───── Provided data ─────
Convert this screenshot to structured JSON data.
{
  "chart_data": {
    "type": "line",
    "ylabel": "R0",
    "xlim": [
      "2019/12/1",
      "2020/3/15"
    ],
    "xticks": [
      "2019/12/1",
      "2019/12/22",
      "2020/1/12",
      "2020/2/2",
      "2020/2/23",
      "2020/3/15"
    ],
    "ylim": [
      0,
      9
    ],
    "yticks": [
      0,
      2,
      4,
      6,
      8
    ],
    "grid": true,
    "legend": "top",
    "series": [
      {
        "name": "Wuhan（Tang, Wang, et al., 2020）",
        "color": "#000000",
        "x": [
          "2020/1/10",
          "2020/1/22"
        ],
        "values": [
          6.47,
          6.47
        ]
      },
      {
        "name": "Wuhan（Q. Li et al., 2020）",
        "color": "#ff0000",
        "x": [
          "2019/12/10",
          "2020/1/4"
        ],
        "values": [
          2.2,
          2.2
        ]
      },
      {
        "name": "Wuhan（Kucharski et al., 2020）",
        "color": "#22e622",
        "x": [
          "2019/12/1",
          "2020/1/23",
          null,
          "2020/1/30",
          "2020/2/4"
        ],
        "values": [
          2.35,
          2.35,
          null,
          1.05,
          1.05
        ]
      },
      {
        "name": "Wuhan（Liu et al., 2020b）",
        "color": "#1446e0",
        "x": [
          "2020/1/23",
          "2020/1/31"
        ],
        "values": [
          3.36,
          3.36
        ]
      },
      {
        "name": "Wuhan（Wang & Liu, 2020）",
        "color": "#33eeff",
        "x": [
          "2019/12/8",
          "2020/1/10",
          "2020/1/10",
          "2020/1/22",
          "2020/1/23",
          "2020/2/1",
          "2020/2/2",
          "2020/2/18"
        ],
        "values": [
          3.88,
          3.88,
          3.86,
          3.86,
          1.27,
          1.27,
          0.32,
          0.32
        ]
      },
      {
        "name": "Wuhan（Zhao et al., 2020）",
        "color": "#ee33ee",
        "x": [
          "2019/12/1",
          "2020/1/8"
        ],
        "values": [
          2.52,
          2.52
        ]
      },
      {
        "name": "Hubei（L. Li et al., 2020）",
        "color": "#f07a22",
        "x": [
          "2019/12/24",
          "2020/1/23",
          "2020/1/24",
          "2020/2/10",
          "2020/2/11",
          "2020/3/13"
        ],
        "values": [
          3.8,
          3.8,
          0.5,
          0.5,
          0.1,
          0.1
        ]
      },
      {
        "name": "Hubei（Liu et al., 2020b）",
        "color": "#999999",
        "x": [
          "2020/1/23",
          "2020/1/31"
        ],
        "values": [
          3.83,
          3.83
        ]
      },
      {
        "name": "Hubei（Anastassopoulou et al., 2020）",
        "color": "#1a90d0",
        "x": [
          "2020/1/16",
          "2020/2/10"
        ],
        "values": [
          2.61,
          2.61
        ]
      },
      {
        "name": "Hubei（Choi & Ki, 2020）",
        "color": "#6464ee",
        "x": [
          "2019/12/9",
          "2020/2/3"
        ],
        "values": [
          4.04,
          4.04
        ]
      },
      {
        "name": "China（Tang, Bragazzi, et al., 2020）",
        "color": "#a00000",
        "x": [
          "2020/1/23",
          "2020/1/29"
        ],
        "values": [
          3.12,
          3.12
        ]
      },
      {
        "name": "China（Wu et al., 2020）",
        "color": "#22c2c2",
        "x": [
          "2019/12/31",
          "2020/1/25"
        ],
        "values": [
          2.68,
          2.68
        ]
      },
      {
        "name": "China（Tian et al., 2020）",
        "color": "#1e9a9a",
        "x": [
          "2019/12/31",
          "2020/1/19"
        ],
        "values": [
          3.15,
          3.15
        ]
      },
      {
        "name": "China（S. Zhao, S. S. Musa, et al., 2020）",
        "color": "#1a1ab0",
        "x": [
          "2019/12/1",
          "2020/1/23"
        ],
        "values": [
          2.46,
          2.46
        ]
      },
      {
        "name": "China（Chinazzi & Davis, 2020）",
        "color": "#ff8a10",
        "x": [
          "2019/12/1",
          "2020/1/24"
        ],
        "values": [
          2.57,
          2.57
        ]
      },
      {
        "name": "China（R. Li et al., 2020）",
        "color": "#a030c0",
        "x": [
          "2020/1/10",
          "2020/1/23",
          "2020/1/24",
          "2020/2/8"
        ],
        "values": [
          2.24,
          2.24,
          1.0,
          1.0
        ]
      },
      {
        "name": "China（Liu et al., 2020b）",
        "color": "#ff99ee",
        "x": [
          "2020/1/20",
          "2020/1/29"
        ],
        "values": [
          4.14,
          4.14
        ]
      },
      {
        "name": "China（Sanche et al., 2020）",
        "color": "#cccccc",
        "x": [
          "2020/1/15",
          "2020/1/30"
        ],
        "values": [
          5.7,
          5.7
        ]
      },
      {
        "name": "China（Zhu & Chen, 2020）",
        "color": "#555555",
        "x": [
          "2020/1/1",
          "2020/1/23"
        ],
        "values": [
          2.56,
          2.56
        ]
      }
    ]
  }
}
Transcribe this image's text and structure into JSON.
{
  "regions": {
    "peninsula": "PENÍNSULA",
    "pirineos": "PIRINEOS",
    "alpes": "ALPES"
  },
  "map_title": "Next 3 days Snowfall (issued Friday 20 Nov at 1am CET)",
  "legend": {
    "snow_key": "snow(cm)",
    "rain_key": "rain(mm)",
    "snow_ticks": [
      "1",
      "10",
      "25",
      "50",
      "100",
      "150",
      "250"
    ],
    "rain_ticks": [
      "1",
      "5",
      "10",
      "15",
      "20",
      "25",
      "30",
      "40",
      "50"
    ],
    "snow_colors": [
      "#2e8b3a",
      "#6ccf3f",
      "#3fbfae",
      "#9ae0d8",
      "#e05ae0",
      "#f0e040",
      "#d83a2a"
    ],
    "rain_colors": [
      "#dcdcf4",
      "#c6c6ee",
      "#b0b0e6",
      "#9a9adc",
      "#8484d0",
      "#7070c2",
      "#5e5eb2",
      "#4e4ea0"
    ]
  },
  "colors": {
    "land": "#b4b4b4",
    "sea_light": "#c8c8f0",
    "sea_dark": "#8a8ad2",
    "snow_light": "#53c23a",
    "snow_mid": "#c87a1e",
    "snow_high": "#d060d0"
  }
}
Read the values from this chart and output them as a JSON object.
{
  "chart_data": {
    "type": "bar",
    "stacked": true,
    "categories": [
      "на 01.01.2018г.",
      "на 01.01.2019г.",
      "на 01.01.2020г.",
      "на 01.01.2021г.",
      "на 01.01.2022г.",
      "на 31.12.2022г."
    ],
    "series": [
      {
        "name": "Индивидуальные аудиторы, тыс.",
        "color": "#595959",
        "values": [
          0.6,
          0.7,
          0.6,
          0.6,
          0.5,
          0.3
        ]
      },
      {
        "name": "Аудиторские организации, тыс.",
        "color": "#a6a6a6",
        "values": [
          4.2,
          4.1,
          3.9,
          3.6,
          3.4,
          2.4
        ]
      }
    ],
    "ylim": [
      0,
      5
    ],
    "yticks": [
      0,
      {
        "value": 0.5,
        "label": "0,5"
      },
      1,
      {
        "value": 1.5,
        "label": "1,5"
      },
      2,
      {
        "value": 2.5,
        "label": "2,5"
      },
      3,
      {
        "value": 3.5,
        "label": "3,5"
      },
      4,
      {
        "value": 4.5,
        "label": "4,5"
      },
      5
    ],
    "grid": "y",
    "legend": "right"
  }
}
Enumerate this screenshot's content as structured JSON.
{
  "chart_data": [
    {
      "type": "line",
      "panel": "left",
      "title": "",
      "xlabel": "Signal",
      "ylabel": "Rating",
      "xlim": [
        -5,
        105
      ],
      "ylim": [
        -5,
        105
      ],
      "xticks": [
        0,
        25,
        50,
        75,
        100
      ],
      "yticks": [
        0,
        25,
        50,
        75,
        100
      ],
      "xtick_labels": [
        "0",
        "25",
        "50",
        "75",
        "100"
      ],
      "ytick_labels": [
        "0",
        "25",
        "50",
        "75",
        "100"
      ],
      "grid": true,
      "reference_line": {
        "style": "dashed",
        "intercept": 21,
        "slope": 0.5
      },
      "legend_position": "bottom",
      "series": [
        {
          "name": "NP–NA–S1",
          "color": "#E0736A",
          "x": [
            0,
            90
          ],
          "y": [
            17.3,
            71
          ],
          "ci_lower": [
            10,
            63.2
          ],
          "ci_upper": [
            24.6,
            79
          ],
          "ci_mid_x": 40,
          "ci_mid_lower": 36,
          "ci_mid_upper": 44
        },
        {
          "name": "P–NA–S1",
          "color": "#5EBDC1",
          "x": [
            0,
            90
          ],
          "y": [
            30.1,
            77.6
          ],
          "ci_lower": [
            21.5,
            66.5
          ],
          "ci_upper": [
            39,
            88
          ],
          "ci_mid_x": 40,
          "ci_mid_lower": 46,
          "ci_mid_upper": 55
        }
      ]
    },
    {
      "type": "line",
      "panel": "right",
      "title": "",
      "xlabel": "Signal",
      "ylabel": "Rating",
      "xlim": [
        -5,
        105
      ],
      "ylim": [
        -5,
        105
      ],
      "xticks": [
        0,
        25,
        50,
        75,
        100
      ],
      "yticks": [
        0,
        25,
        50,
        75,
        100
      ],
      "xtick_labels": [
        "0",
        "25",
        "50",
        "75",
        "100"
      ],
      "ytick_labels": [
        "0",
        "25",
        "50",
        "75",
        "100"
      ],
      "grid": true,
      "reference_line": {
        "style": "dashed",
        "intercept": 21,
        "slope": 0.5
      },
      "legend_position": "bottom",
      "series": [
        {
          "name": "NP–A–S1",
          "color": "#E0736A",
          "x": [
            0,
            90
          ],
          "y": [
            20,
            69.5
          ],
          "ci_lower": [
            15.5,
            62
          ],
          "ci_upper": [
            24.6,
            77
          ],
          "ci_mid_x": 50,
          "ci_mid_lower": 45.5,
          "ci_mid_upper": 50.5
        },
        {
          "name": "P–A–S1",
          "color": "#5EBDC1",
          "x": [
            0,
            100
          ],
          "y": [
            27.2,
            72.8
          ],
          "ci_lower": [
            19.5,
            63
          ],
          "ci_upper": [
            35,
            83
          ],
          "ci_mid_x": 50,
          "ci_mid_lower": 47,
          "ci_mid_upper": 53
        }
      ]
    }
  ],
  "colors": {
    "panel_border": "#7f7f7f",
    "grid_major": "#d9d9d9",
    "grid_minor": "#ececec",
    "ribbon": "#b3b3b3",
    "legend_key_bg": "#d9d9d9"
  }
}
─────
■ Description of the task
From the records, copy every line that has the string "structured" in it.

■ Answer in full
Convert this screenshot to structured JSON data.
Enumerate this screenshot's content as structured JSON.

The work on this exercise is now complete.